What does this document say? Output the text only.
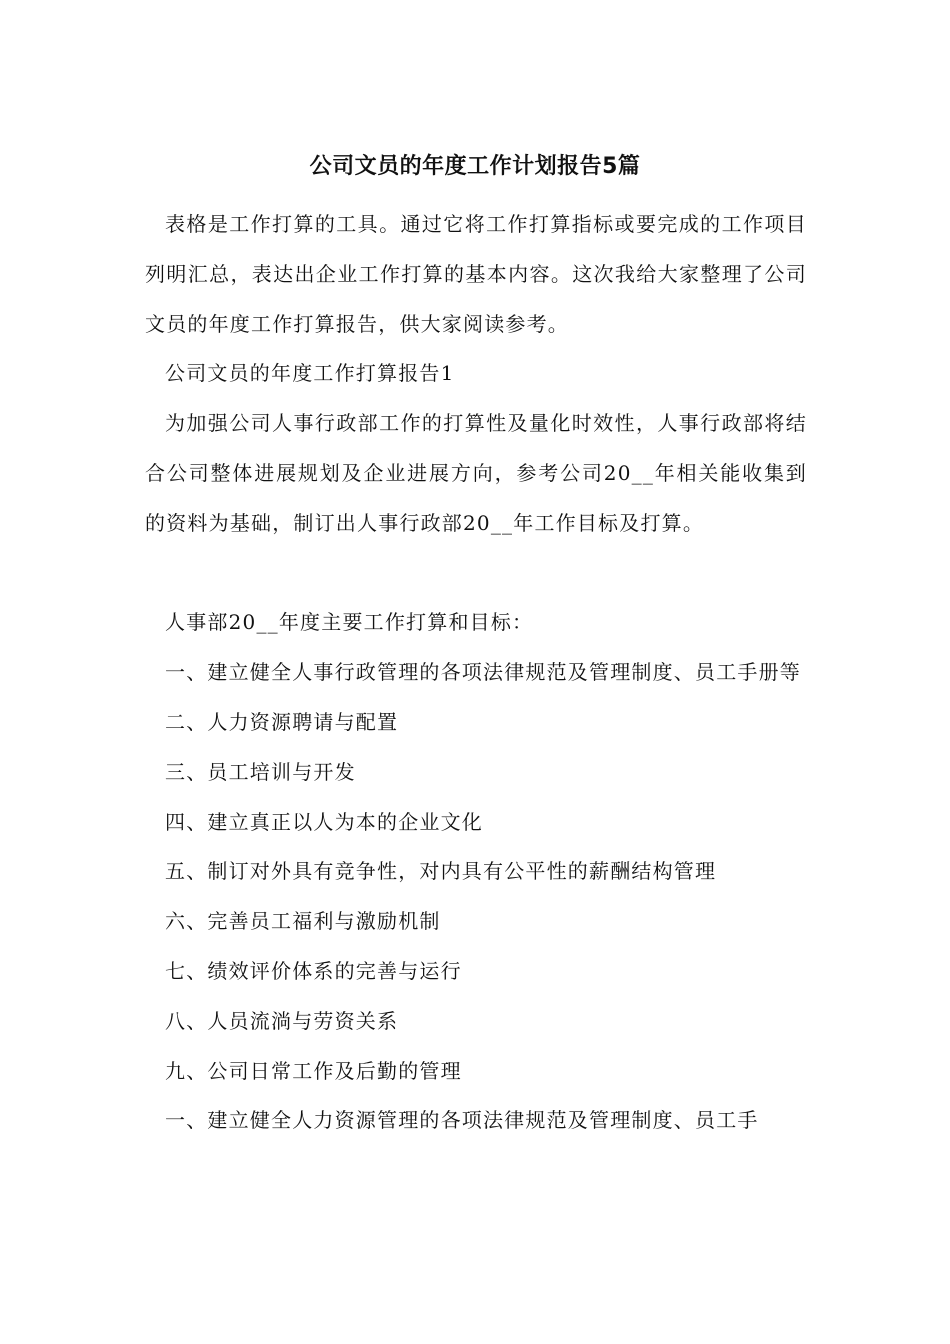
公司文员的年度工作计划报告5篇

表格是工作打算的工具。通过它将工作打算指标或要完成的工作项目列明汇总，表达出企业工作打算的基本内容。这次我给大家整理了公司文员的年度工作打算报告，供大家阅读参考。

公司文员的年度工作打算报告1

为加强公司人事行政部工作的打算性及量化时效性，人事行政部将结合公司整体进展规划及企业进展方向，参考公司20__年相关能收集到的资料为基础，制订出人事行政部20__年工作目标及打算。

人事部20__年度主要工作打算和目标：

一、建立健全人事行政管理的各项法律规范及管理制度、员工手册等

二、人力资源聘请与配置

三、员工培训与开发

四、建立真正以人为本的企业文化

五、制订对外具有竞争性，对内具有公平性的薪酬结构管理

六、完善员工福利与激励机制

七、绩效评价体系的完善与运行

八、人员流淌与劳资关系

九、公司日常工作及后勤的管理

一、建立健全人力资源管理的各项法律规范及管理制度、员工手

|---|

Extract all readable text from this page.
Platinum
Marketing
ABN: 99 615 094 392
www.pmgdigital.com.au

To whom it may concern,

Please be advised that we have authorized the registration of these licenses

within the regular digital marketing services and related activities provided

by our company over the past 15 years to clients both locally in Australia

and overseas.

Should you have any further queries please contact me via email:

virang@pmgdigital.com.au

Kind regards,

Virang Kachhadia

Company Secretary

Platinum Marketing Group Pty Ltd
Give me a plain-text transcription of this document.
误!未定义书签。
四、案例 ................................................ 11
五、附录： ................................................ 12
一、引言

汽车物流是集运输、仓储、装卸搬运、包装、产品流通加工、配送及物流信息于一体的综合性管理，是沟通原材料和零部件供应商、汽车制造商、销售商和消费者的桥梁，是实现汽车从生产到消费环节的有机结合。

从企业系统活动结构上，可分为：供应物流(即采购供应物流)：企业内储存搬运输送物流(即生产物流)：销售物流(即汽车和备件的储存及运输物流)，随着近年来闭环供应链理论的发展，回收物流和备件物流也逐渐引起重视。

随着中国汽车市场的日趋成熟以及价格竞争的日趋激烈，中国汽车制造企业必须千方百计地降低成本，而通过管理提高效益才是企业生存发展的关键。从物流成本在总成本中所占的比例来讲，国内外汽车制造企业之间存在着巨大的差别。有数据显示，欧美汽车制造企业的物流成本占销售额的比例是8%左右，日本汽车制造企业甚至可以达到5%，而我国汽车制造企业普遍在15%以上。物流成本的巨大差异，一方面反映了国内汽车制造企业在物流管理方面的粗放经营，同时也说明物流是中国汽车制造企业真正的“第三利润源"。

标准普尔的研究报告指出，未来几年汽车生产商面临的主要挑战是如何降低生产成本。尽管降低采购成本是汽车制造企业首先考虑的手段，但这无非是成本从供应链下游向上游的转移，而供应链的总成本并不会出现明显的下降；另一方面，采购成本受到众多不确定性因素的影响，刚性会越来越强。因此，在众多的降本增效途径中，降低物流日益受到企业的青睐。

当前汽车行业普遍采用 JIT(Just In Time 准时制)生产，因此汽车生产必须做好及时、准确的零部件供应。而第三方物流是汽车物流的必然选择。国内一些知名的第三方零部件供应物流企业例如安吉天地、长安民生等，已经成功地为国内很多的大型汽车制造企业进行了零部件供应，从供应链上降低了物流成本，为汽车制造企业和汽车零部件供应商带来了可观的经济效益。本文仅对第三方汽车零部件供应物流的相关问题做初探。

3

|---|

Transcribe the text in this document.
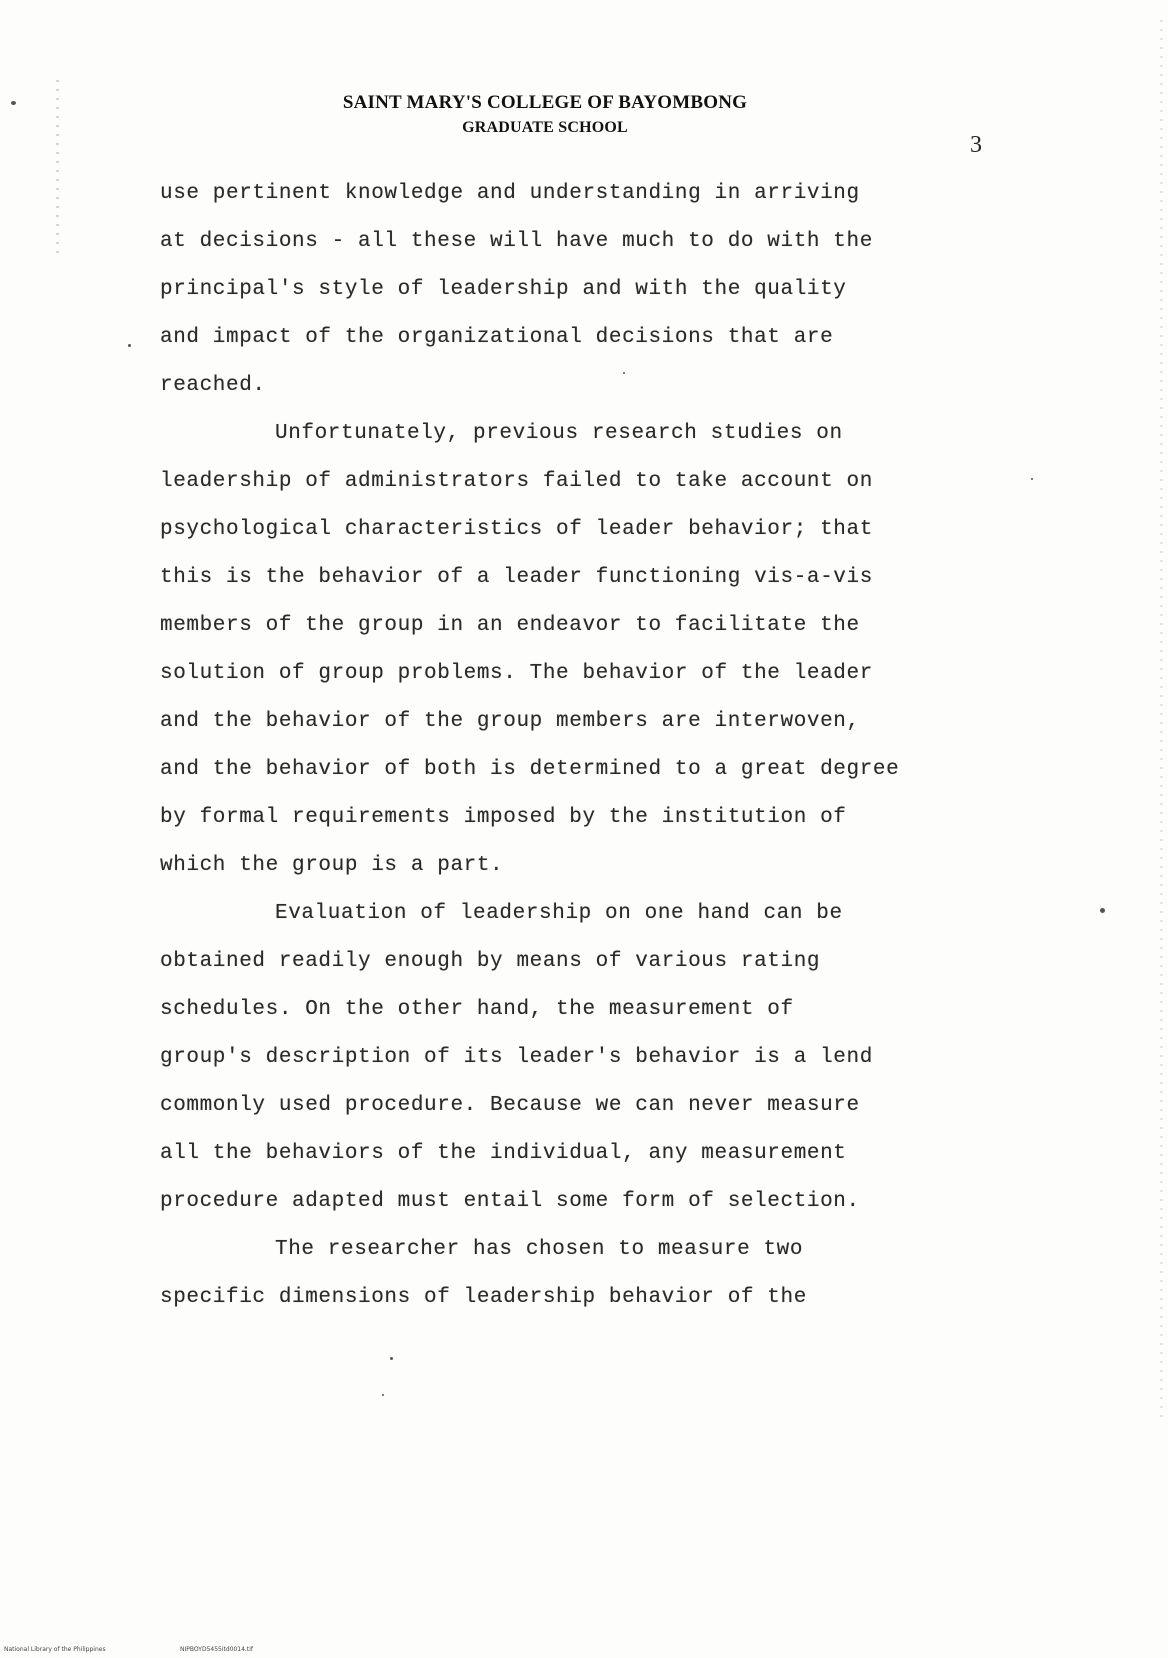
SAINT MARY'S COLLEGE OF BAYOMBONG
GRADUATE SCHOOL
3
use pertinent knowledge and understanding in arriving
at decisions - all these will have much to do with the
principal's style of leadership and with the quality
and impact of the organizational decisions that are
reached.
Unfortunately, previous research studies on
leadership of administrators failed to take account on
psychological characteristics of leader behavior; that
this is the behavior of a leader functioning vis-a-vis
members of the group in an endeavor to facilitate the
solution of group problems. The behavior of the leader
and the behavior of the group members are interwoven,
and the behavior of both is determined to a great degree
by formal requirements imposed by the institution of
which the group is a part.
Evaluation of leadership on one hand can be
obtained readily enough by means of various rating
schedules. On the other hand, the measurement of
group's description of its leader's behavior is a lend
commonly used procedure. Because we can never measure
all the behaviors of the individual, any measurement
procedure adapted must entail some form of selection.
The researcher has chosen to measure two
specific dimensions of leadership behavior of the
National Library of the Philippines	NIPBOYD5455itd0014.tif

|---|

From the data above, copy out every line with the string "procedure" in it.

■ **Solution below**:
commonly used procedure. Because we can never measure
procedure adapted must entail some form of selection.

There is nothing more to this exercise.